§ Set problem
Copy each line containing the word "milliers" from the records that follow, please.

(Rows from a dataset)
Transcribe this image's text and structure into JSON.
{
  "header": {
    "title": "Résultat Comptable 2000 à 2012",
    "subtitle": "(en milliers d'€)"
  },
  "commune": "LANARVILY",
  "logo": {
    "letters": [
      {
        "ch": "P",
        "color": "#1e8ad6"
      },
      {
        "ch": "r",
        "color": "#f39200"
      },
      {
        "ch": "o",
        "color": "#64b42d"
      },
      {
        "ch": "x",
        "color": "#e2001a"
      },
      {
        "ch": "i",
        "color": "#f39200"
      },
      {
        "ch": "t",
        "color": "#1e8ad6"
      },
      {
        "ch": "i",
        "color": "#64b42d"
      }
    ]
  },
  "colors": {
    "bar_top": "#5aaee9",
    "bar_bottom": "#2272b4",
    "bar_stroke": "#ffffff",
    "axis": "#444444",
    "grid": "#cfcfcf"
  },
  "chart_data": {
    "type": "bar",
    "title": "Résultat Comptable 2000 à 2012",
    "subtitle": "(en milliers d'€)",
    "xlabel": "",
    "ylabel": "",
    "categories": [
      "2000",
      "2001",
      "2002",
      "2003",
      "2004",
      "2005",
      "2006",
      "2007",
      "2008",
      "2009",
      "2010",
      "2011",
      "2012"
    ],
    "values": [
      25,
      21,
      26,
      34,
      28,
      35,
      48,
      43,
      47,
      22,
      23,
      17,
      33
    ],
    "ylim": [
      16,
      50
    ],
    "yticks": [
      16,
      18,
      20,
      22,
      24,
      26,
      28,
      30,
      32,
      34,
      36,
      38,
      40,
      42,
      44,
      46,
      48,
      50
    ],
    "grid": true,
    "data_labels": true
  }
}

§ Output for this exercise
    "subtitle": "(en milliers d'€)"
    "subtitle": "(en milliers d'€)",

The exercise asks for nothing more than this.